SET PROBLEM: State how many lines of the entries hold the string "JSON", and nothing more.
# Start of MATERIAL FOR THIS TASK
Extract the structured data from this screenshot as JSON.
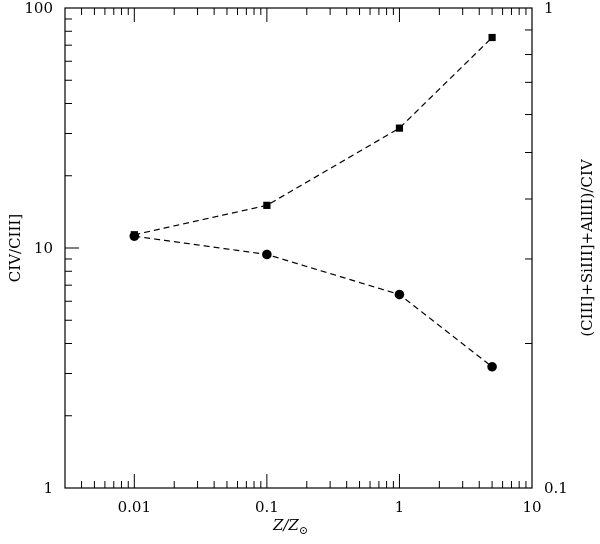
{
  "chart_data": {
    "type": "line",
    "x_scale": "log",
    "xlim": [
      0.003,
      10
    ],
    "xlabel": "Z/Z",
    "xlabel_subscript": "⊙",
    "ylabel_left": "CIV/CIII]",
    "ylabel_right": "(CIII]+SiIII]+AlIII)/CIV",
    "ylim_left": [
      1,
      100
    ],
    "ylim_right": [
      0.1,
      1
    ],
    "y_scale_left": "log",
    "y_scale_right": "log",
    "x_ticks": [
      {
        "value": 0.01,
        "label": "0.01"
      },
      {
        "value": 0.1,
        "label": "0.1"
      },
      {
        "value": 1,
        "label": "1"
      },
      {
        "value": 10,
        "label": "10"
      }
    ],
    "y_ticks_left": [
      {
        "value": 1,
        "label": "1"
      },
      {
        "value": 10,
        "label": "10"
      },
      {
        "value": 100,
        "label": "100"
      }
    ],
    "y_ticks_right": [
      {
        "value": 0.1,
        "label": "0.1"
      },
      {
        "value": 1,
        "label": "1"
      }
    ],
    "grid": false,
    "series": [
      {
        "axis": "left",
        "marker": "circle",
        "line_style": "dashed",
        "x": [
          0.01,
          0.1,
          1,
          5
        ],
        "y": [
          11.2,
          9.4,
          6.4,
          3.2
        ]
      },
      {
        "axis": "right",
        "marker": "square",
        "line_style": "dashed",
        "x": [
          0.01,
          0.1,
          1,
          5
        ],
        "y": [
          0.337,
          0.388,
          0.562,
          0.868
        ]
      }
    ]
  }
}
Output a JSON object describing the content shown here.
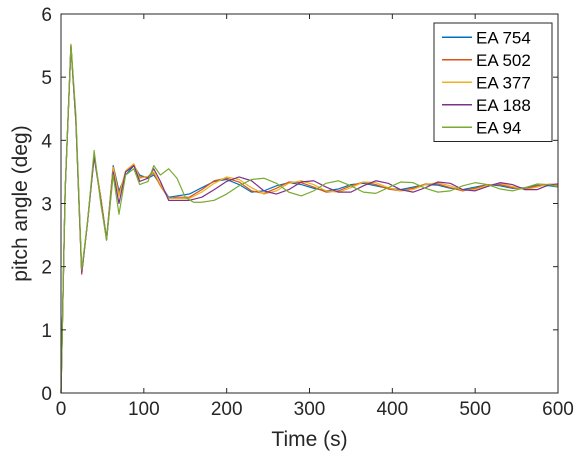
{
  "chart_data": {
    "type": "line",
    "xlabel": "Time (s)",
    "ylabel": "pitch angle (deg)",
    "xlim": [
      0,
      600
    ],
    "ylim": [
      0,
      6
    ],
    "x_ticks": [
      0,
      100,
      200,
      300,
      400,
      500,
      600
    ],
    "y_ticks": [
      0,
      1,
      2,
      3,
      4,
      5,
      6
    ],
    "grid": false,
    "legend_position": "top-right",
    "series": [
      {
        "name": "EA 754",
        "color": "#0072BD",
        "points": [
          [
            0,
            0
          ],
          [
            5,
            3.2
          ],
          [
            12,
            5.48
          ],
          [
            18,
            4.3
          ],
          [
            25,
            1.9
          ],
          [
            32,
            2.7
          ],
          [
            40,
            3.75
          ],
          [
            48,
            3.1
          ],
          [
            55,
            2.45
          ],
          [
            63,
            3.6
          ],
          [
            70,
            3.2
          ],
          [
            78,
            3.45
          ],
          [
            88,
            3.6
          ],
          [
            95,
            3.45
          ],
          [
            105,
            3.4
          ],
          [
            112,
            3.45
          ],
          [
            120,
            3.3
          ],
          [
            130,
            3.1
          ],
          [
            140,
            3.12
          ],
          [
            155,
            3.15
          ],
          [
            170,
            3.25
          ],
          [
            185,
            3.35
          ],
          [
            200,
            3.38
          ],
          [
            215,
            3.3
          ],
          [
            230,
            3.18
          ],
          [
            245,
            3.2
          ],
          [
            260,
            3.28
          ],
          [
            275,
            3.33
          ],
          [
            290,
            3.3
          ],
          [
            305,
            3.24
          ],
          [
            320,
            3.2
          ],
          [
            335,
            3.23
          ],
          [
            350,
            3.3
          ],
          [
            365,
            3.32
          ],
          [
            380,
            3.28
          ],
          [
            395,
            3.24
          ],
          [
            410,
            3.22
          ],
          [
            425,
            3.26
          ],
          [
            440,
            3.3
          ],
          [
            455,
            3.29
          ],
          [
            470,
            3.24
          ],
          [
            485,
            3.22
          ],
          [
            500,
            3.26
          ],
          [
            515,
            3.3
          ],
          [
            530,
            3.28
          ],
          [
            545,
            3.24
          ],
          [
            560,
            3.25
          ],
          [
            575,
            3.29
          ],
          [
            590,
            3.28
          ],
          [
            600,
            3.26
          ]
        ]
      },
      {
        "name": "EA 502",
        "color": "#D95319",
        "points": [
          [
            0,
            0
          ],
          [
            5,
            3.2
          ],
          [
            12,
            5.5
          ],
          [
            18,
            4.3
          ],
          [
            25,
            1.88
          ],
          [
            32,
            2.7
          ],
          [
            40,
            3.76
          ],
          [
            48,
            3.1
          ],
          [
            55,
            2.43
          ],
          [
            63,
            3.58
          ],
          [
            70,
            3.15
          ],
          [
            78,
            3.5
          ],
          [
            88,
            3.62
          ],
          [
            95,
            3.42
          ],
          [
            105,
            3.42
          ],
          [
            112,
            3.48
          ],
          [
            120,
            3.28
          ],
          [
            130,
            3.08
          ],
          [
            140,
            3.1
          ],
          [
            155,
            3.1
          ],
          [
            170,
            3.22
          ],
          [
            185,
            3.36
          ],
          [
            200,
            3.4
          ],
          [
            215,
            3.34
          ],
          [
            230,
            3.2
          ],
          [
            245,
            3.16
          ],
          [
            260,
            3.24
          ],
          [
            275,
            3.34
          ],
          [
            290,
            3.33
          ],
          [
            305,
            3.26
          ],
          [
            320,
            3.18
          ],
          [
            335,
            3.2
          ],
          [
            350,
            3.28
          ],
          [
            365,
            3.34
          ],
          [
            380,
            3.3
          ],
          [
            395,
            3.23
          ],
          [
            410,
            3.2
          ],
          [
            425,
            3.24
          ],
          [
            440,
            3.31
          ],
          [
            455,
            3.31
          ],
          [
            470,
            3.25
          ],
          [
            485,
            3.2
          ],
          [
            500,
            3.24
          ],
          [
            515,
            3.3
          ],
          [
            530,
            3.3
          ],
          [
            545,
            3.25
          ],
          [
            560,
            3.23
          ],
          [
            575,
            3.28
          ],
          [
            590,
            3.3
          ],
          [
            600,
            3.27
          ]
        ]
      },
      {
        "name": "EA 377",
        "color": "#EDB120",
        "points": [
          [
            0,
            0
          ],
          [
            5,
            3.2
          ],
          [
            12,
            5.5
          ],
          [
            18,
            4.3
          ],
          [
            25,
            1.9
          ],
          [
            32,
            2.72
          ],
          [
            40,
            3.76
          ],
          [
            48,
            3.1
          ],
          [
            55,
            2.43
          ],
          [
            63,
            3.57
          ],
          [
            70,
            3.12
          ],
          [
            78,
            3.52
          ],
          [
            88,
            3.63
          ],
          [
            95,
            3.4
          ],
          [
            105,
            3.43
          ],
          [
            112,
            3.5
          ],
          [
            120,
            3.3
          ],
          [
            130,
            3.08
          ],
          [
            140,
            3.08
          ],
          [
            155,
            3.08
          ],
          [
            170,
            3.18
          ],
          [
            185,
            3.32
          ],
          [
            200,
            3.42
          ],
          [
            215,
            3.38
          ],
          [
            230,
            3.25
          ],
          [
            245,
            3.15
          ],
          [
            260,
            3.2
          ],
          [
            275,
            3.32
          ],
          [
            290,
            3.36
          ],
          [
            305,
            3.3
          ],
          [
            320,
            3.2
          ],
          [
            335,
            3.18
          ],
          [
            350,
            3.25
          ],
          [
            365,
            3.34
          ],
          [
            380,
            3.33
          ],
          [
            395,
            3.25
          ],
          [
            410,
            3.2
          ],
          [
            425,
            3.22
          ],
          [
            440,
            3.3
          ],
          [
            455,
            3.33
          ],
          [
            470,
            3.28
          ],
          [
            485,
            3.21
          ],
          [
            500,
            3.22
          ],
          [
            515,
            3.29
          ],
          [
            530,
            3.32
          ],
          [
            545,
            3.27
          ],
          [
            560,
            3.22
          ],
          [
            575,
            3.26
          ],
          [
            590,
            3.31
          ],
          [
            600,
            3.29
          ]
        ]
      },
      {
        "name": "EA 188",
        "color": "#7E2F8E",
        "points": [
          [
            0,
            0
          ],
          [
            5,
            3.2
          ],
          [
            12,
            5.5
          ],
          [
            18,
            4.3
          ],
          [
            25,
            1.9
          ],
          [
            32,
            2.7
          ],
          [
            40,
            3.74
          ],
          [
            48,
            3.05
          ],
          [
            55,
            2.42
          ],
          [
            63,
            3.5
          ],
          [
            70,
            3.0
          ],
          [
            78,
            3.5
          ],
          [
            88,
            3.6
          ],
          [
            95,
            3.35
          ],
          [
            105,
            3.4
          ],
          [
            112,
            3.55
          ],
          [
            120,
            3.35
          ],
          [
            130,
            3.05
          ],
          [
            140,
            3.05
          ],
          [
            155,
            3.05
          ],
          [
            170,
            3.1
          ],
          [
            185,
            3.22
          ],
          [
            200,
            3.35
          ],
          [
            215,
            3.42
          ],
          [
            230,
            3.36
          ],
          [
            245,
            3.2
          ],
          [
            260,
            3.15
          ],
          [
            275,
            3.22
          ],
          [
            290,
            3.34
          ],
          [
            305,
            3.36
          ],
          [
            320,
            3.26
          ],
          [
            335,
            3.18
          ],
          [
            350,
            3.18
          ],
          [
            365,
            3.28
          ],
          [
            380,
            3.36
          ],
          [
            395,
            3.32
          ],
          [
            410,
            3.22
          ],
          [
            425,
            3.18
          ],
          [
            440,
            3.25
          ],
          [
            455,
            3.34
          ],
          [
            470,
            3.32
          ],
          [
            485,
            3.22
          ],
          [
            500,
            3.2
          ],
          [
            515,
            3.27
          ],
          [
            530,
            3.33
          ],
          [
            545,
            3.3
          ],
          [
            560,
            3.22
          ],
          [
            575,
            3.22
          ],
          [
            590,
            3.3
          ],
          [
            600,
            3.31
          ]
        ]
      },
      {
        "name": "EA 94",
        "color": "#77AC30",
        "points": [
          [
            0,
            0
          ],
          [
            5,
            3.2
          ],
          [
            12,
            5.52
          ],
          [
            18,
            4.4
          ],
          [
            25,
            1.95
          ],
          [
            32,
            2.7
          ],
          [
            40,
            3.84
          ],
          [
            48,
            3.0
          ],
          [
            55,
            2.42
          ],
          [
            63,
            3.45
          ],
          [
            70,
            2.83
          ],
          [
            78,
            3.45
          ],
          [
            88,
            3.55
          ],
          [
            95,
            3.3
          ],
          [
            105,
            3.35
          ],
          [
            112,
            3.6
          ],
          [
            120,
            3.45
          ],
          [
            130,
            3.55
          ],
          [
            140,
            3.4
          ],
          [
            150,
            3.1
          ],
          [
            160,
            3.02
          ],
          [
            170,
            3.02
          ],
          [
            185,
            3.05
          ],
          [
            200,
            3.15
          ],
          [
            215,
            3.28
          ],
          [
            230,
            3.38
          ],
          [
            245,
            3.4
          ],
          [
            260,
            3.32
          ],
          [
            275,
            3.18
          ],
          [
            290,
            3.12
          ],
          [
            305,
            3.2
          ],
          [
            320,
            3.32
          ],
          [
            335,
            3.36
          ],
          [
            350,
            3.28
          ],
          [
            365,
            3.18
          ],
          [
            380,
            3.16
          ],
          [
            395,
            3.25
          ],
          [
            410,
            3.34
          ],
          [
            425,
            3.33
          ],
          [
            440,
            3.24
          ],
          [
            455,
            3.18
          ],
          [
            470,
            3.2
          ],
          [
            485,
            3.28
          ],
          [
            500,
            3.33
          ],
          [
            515,
            3.3
          ],
          [
            530,
            3.23
          ],
          [
            545,
            3.2
          ],
          [
            560,
            3.25
          ],
          [
            575,
            3.31
          ],
          [
            590,
            3.3
          ],
          [
            600,
            3.26
          ]
        ]
      }
    ]
  }
}
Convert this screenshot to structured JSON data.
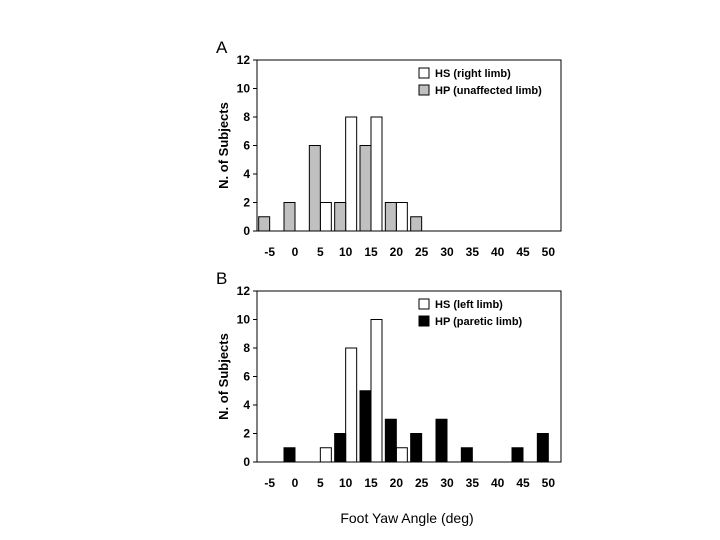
{
  "chart_data": [
    {
      "type": "bar",
      "panel_label": "A",
      "categories": [
        "-5",
        "0",
        "5",
        "10",
        "15",
        "20",
        "25",
        "30",
        "35",
        "40",
        "45",
        "50"
      ],
      "series": [
        {
          "name": "HS (right limb)",
          "color": "#ffffff",
          "values": [
            0,
            0,
            2,
            8,
            8,
            2,
            0,
            0,
            0,
            0,
            0,
            0
          ]
        },
        {
          "name": "HP (unaffected limb)",
          "color": "#c0c0c0",
          "values": [
            1,
            2,
            6,
            2,
            6,
            2,
            1,
            0,
            0,
            0,
            0,
            0
          ]
        }
      ],
      "ylabel": "N. of Subjects",
      "xlabel": "",
      "ylim": [
        0,
        12
      ],
      "yticks": [
        "0",
        "2",
        "4",
        "6",
        "8",
        "10",
        "12"
      ],
      "legend_position": "top-right",
      "grid": false
    },
    {
      "type": "bar",
      "panel_label": "B",
      "categories": [
        "-5",
        "0",
        "5",
        "10",
        "15",
        "20",
        "25",
        "30",
        "35",
        "40",
        "45",
        "50"
      ],
      "series": [
        {
          "name": "HS (left limb)",
          "color": "#ffffff",
          "values": [
            0,
            0,
            1,
            8,
            10,
            1,
            0,
            0,
            0,
            0,
            0,
            0
          ]
        },
        {
          "name": "HP (paretic limb)",
          "color": "#000000",
          "values": [
            0,
            1,
            0,
            2,
            5,
            3,
            2,
            3,
            1,
            0,
            1,
            2
          ]
        }
      ],
      "ylabel": "N. of Subjects",
      "xlabel": "Foot Yaw Angle (deg)",
      "ylim": [
        0,
        12
      ],
      "yticks": [
        "0",
        "2",
        "4",
        "6",
        "8",
        "10",
        "12"
      ],
      "legend_position": "top-right",
      "grid": false
    }
  ]
}
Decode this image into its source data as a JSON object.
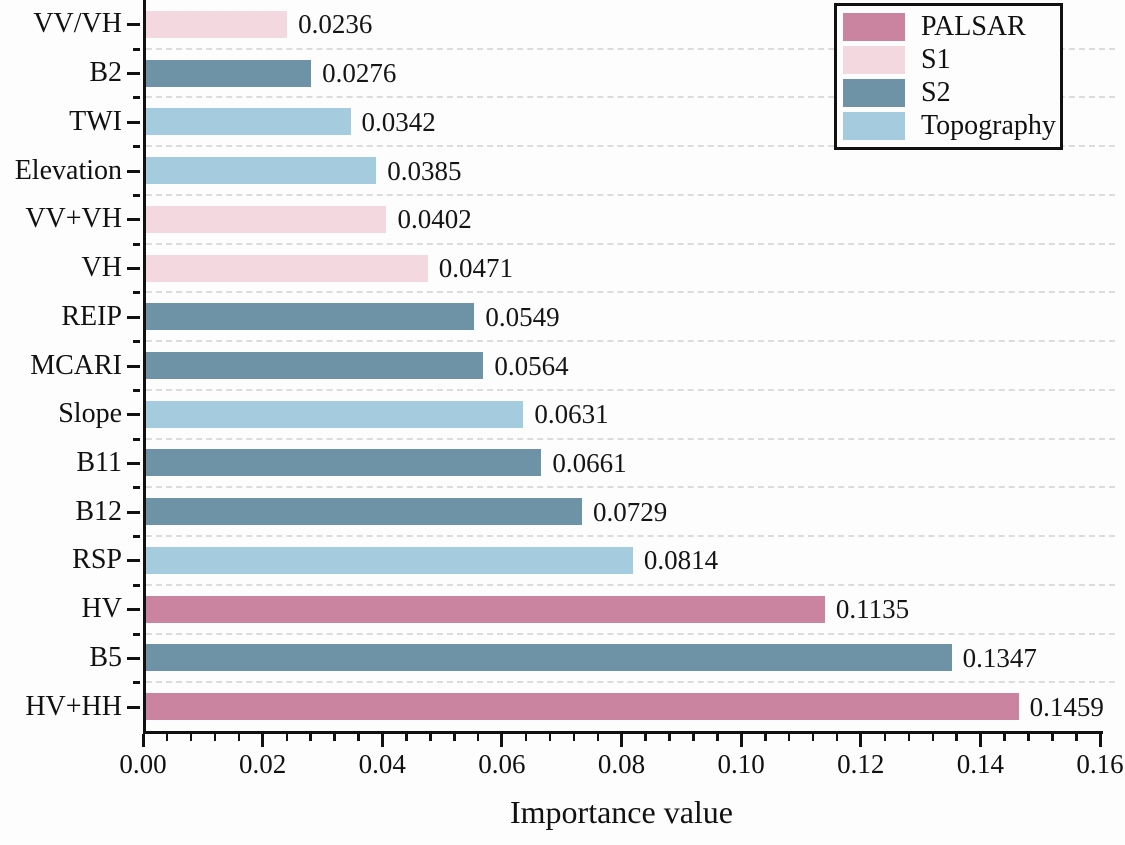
{
  "chart_data": {
    "type": "bar",
    "orientation": "horizontal",
    "xlabel": "Importance value",
    "xlim": [
      0,
      0.16
    ],
    "x_major_ticks": [
      0,
      0.02,
      0.04,
      0.06,
      0.08,
      0.1,
      0.12,
      0.14,
      0.16
    ],
    "x_tick_labels": [
      "0.00",
      "0.02",
      "0.04",
      "0.06",
      "0.08",
      "0.10",
      "0.12",
      "0.14",
      "0.16"
    ],
    "x_minor_tick_step": 0.004,
    "grid": {
      "horizontal_dashed_between_categories": true
    },
    "legend": {
      "position": "top-right",
      "entries": [
        {
          "label": "PALSAR",
          "color": "#ca84a0"
        },
        {
          "label": "S1",
          "color": "#f3d8df"
        },
        {
          "label": "S2",
          "color": "#6e92a6"
        },
        {
          "label": "Topography",
          "color": "#a4cbde"
        }
      ]
    },
    "bars": [
      {
        "category": "VV/VH",
        "value": 0.0236,
        "value_label": "0.0236",
        "group": "S1"
      },
      {
        "category": "B2",
        "value": 0.0276,
        "value_label": "0.0276",
        "group": "S2"
      },
      {
        "category": "TWI",
        "value": 0.0342,
        "value_label": "0.0342",
        "group": "Topography"
      },
      {
        "category": "Elevation",
        "value": 0.0385,
        "value_label": "0.0385",
        "group": "Topography"
      },
      {
        "category": "VV+VH",
        "value": 0.0402,
        "value_label": "0.0402",
        "group": "S1"
      },
      {
        "category": "VH",
        "value": 0.0471,
        "value_label": "0.0471",
        "group": "S1"
      },
      {
        "category": "REIP",
        "value": 0.0549,
        "value_label": "0.0549",
        "group": "S2"
      },
      {
        "category": "MCARI",
        "value": 0.0564,
        "value_label": "0.0564",
        "group": "S2"
      },
      {
        "category": "Slope",
        "value": 0.0631,
        "value_label": "0.0631",
        "group": "Topography"
      },
      {
        "category": "B11",
        "value": 0.0661,
        "value_label": "0.0661",
        "group": "S2"
      },
      {
        "category": "B12",
        "value": 0.0729,
        "value_label": "0.0729",
        "group": "S2"
      },
      {
        "category": "RSP",
        "value": 0.0814,
        "value_label": "0.0814",
        "group": "Topography"
      },
      {
        "category": "HV",
        "value": 0.1135,
        "value_label": "0.1135",
        "group": "PALSAR"
      },
      {
        "category": "B5",
        "value": 0.1347,
        "value_label": "0.1347",
        "group": "S2"
      },
      {
        "category": "HV+HH",
        "value": 0.1459,
        "value_label": "0.1459",
        "group": "PALSAR"
      }
    ],
    "colors": {
      "PALSAR": "#ca84a0",
      "S1": "#f3d8df",
      "S2": "#6e92a6",
      "Topography": "#a4cbde",
      "axis": "#111111",
      "grid": "#dcdcdc",
      "text": "#111111",
      "background": "#fdfdfd"
    }
  }
}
# End of MATERIAL FOR THIS TASK
THE SOLUTION: 4